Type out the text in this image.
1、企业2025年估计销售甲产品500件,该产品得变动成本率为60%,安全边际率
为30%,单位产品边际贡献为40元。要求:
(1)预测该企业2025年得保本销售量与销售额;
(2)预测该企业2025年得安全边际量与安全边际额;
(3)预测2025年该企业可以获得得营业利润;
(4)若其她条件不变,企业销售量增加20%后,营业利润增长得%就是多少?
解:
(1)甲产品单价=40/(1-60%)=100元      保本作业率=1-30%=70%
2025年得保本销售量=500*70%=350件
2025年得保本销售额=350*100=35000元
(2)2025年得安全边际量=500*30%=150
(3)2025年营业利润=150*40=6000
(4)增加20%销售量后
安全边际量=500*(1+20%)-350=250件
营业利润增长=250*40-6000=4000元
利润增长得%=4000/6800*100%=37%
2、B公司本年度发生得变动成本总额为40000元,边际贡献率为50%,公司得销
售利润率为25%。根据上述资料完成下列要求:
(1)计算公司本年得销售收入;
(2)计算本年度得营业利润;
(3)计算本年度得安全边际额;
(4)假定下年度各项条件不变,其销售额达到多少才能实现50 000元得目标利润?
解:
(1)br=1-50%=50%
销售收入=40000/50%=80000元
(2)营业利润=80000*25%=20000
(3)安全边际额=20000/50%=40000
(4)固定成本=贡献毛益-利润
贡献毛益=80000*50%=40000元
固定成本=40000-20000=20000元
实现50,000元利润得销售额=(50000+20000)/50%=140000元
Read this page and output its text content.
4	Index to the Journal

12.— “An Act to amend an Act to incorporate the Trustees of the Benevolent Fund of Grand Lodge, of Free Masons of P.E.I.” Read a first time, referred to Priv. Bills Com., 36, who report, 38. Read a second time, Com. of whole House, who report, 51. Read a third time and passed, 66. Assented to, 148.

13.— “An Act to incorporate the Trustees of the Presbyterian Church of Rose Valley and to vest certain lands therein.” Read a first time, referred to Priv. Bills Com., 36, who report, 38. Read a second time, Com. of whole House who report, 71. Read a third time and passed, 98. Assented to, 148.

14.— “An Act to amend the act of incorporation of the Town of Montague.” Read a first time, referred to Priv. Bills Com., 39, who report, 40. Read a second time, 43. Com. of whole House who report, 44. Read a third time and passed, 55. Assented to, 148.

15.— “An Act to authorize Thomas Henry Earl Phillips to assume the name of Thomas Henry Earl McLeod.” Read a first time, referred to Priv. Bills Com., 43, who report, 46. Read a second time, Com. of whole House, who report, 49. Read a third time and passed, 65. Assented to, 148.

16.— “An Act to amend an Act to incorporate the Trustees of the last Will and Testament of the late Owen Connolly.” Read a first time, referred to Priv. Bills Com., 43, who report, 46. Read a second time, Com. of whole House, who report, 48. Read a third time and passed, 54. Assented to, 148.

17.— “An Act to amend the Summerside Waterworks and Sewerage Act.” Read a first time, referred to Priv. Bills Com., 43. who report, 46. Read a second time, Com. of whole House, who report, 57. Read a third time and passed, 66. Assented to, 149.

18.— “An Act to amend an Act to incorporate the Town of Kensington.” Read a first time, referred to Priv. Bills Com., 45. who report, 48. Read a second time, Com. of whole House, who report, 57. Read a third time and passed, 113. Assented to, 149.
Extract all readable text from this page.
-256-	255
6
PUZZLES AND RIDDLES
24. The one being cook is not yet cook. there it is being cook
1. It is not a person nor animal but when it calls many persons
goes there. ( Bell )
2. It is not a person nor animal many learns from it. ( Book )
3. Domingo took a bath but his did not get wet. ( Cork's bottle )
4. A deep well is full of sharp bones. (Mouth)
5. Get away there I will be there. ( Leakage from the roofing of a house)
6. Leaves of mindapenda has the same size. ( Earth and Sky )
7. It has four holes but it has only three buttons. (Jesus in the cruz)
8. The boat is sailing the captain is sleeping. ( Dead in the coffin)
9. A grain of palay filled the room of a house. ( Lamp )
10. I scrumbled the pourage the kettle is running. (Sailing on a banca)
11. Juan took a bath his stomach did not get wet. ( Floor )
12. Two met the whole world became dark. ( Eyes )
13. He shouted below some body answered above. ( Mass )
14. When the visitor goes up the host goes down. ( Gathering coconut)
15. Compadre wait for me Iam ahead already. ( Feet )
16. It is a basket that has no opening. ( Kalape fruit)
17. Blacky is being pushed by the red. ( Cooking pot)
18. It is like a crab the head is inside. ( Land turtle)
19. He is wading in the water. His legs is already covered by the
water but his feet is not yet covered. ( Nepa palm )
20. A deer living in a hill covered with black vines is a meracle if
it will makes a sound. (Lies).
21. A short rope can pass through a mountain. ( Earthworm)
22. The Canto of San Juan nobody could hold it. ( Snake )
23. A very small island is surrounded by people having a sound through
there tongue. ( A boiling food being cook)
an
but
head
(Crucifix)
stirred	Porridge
○ ○ ○ ○ ○ ○ ○
## REQUIRED WORK
For each line of the entries that includes "Juan", show that line.

## TASK RESPONSE
11. Juan took a bath his stomach did not get wet. ( Floor )
22. The Canto of San Juan nobody could hold it. ( Snake )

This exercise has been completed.